In the records that follow, find each line with the word "cancri" and copy it.

== Segment start ==

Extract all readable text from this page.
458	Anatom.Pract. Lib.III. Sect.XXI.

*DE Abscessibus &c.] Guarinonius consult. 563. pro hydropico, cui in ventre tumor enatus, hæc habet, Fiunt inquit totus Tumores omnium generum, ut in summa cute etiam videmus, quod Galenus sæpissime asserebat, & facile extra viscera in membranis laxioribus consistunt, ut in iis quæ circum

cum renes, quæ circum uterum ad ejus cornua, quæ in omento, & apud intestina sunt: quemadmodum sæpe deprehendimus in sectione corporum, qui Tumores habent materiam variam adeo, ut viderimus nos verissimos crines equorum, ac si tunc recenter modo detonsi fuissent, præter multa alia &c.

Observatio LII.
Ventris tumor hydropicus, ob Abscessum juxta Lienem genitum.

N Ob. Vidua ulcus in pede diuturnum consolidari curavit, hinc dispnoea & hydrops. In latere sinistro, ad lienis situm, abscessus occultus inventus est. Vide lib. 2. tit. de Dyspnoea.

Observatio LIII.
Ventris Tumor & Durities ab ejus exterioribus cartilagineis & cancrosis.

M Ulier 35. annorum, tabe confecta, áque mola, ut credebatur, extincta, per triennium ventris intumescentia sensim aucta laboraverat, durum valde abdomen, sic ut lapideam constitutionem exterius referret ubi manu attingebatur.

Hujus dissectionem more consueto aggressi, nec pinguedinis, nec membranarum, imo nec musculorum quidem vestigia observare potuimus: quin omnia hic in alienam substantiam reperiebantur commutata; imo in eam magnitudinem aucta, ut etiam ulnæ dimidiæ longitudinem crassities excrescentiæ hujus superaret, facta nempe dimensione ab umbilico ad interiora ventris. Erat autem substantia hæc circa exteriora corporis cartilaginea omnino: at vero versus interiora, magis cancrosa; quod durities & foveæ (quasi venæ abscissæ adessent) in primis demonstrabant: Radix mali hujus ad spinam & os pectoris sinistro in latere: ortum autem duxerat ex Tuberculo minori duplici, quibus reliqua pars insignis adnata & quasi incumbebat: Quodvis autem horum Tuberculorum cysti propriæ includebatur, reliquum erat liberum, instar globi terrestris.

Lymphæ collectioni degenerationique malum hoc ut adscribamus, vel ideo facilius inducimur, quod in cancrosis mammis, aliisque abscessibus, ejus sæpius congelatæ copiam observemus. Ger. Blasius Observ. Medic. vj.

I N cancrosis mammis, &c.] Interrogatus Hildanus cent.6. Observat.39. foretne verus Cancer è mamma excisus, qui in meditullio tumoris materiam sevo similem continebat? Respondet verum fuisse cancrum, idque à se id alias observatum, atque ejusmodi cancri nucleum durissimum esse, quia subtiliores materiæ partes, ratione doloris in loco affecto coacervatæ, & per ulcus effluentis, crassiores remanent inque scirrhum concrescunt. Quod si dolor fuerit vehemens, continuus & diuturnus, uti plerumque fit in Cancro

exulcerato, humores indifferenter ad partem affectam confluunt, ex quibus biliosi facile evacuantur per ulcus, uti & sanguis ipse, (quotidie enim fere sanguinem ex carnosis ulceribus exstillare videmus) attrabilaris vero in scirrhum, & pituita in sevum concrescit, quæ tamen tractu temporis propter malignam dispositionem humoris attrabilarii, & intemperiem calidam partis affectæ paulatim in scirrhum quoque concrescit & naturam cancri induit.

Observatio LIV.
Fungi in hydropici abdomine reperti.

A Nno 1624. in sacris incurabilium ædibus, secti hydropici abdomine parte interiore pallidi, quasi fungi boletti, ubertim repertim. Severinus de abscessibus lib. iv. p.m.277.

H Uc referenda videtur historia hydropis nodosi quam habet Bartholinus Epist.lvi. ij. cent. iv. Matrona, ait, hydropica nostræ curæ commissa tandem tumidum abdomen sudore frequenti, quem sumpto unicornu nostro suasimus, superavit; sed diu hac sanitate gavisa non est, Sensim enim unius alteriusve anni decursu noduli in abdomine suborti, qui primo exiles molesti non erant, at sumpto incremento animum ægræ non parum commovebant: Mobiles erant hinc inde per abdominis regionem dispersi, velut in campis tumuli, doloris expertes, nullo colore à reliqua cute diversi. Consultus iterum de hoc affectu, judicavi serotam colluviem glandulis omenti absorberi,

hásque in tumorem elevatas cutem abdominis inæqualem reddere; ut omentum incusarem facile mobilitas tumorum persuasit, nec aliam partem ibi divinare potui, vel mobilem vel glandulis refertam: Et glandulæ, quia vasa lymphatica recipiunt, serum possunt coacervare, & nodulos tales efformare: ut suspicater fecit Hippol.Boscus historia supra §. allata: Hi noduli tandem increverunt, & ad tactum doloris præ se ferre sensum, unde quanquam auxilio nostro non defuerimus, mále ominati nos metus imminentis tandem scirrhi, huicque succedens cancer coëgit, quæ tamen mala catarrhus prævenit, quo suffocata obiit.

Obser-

== Segment end ==
== Segment start ==

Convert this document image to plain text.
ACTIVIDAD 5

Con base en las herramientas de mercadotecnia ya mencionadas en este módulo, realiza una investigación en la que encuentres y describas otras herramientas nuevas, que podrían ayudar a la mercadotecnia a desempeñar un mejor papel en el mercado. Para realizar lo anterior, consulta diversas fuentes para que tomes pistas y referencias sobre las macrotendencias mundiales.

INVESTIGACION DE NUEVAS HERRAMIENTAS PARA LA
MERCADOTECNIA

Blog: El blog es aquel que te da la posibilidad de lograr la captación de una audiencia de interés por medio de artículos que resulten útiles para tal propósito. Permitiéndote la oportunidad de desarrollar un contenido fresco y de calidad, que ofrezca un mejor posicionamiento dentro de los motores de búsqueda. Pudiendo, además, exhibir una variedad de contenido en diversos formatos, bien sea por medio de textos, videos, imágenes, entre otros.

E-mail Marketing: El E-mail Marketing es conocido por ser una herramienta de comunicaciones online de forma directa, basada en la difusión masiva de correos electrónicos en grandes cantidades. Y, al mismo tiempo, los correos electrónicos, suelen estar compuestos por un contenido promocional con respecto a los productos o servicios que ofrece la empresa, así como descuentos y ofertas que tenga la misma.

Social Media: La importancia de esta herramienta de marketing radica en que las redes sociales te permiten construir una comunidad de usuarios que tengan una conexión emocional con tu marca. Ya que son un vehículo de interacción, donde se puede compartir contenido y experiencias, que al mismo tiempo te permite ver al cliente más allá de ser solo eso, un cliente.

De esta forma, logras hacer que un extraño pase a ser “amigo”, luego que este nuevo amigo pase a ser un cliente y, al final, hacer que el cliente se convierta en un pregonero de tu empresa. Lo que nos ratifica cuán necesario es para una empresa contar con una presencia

== Segment end ==

> _Written solution_:
I N cancrosis mammis, &c.] Interrogatus Hildanus cent.6. Observat.39. foretne verus Cancer è mamma excisus, qui in meditullio tumoris materiam sevo similem continebat? Respondet verum fuisse cancrum, idque à se id alias observatum, atque ejusmodi cancri nucleum durissimum esse, quia subtiliores materiæ partes, ratione doloris in loco affecto coacervatæ, & per ulcus effluentis, crassiores remanent inque scirrhum concrescunt. Quod si dolor fuerit vehemens, continuus & diuturnus, uti plerumque fit in Cancro
exulcerato, humores indifferenter ad partem affectam confluunt, ex quibus biliosi facile evacuantur per ulcus, uti & sanguis ipse, (quotidie enim fere sanguinem ex carnosis ulceribus exstillare videmus) attrabilaris vero in scirrhum, & pituita in sevum concrescit, quæ tamen tractu temporis propter malignam dispositionem humoris attrabilarii, & intemperiem calidam partis affectæ paulatim in scirrhum quoque concrescit & naturam cancri induit.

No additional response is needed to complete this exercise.